● Given records:
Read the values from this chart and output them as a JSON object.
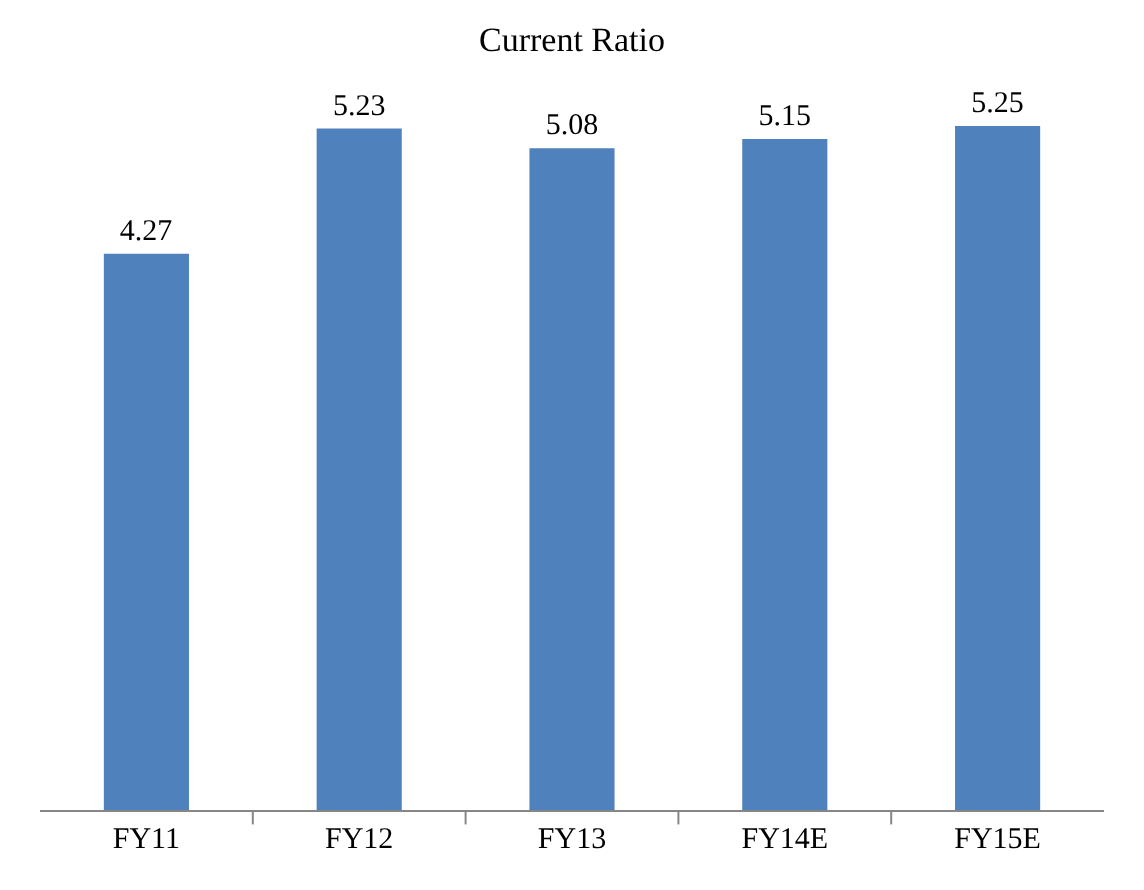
{
  "chart_data": {
    "type": "bar",
    "title": "Current Ratio",
    "categories": [
      "FY11",
      "FY12",
      "FY13",
      "FY14E",
      "FY15E"
    ],
    "values": [
      4.27,
      5.23,
      5.08,
      5.15,
      5.25
    ],
    "color": "#4f81bd",
    "tick_labels": "x",
    "data_labels": true,
    "legend": false
  }
}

● Aim: Copy the records word for word, leaving no picture in the copy.

● Result of this task:
Read the values from this chart and output them as a JSON object.
{
  "chart_data": {
    "type": "bar",
    "title": "Current Ratio",
    "categories": [
      "FY11",
      "FY12",
      "FY13",
      "FY14E",
      "FY15E"
    ],
    "values": [
      4.27,
      5.23,
      5.08,
      5.15,
      5.25
    ],
    "color": "#4f81bd",
    "tick_labels": "x",
    "data_labels": true,
    "legend": false
  }
}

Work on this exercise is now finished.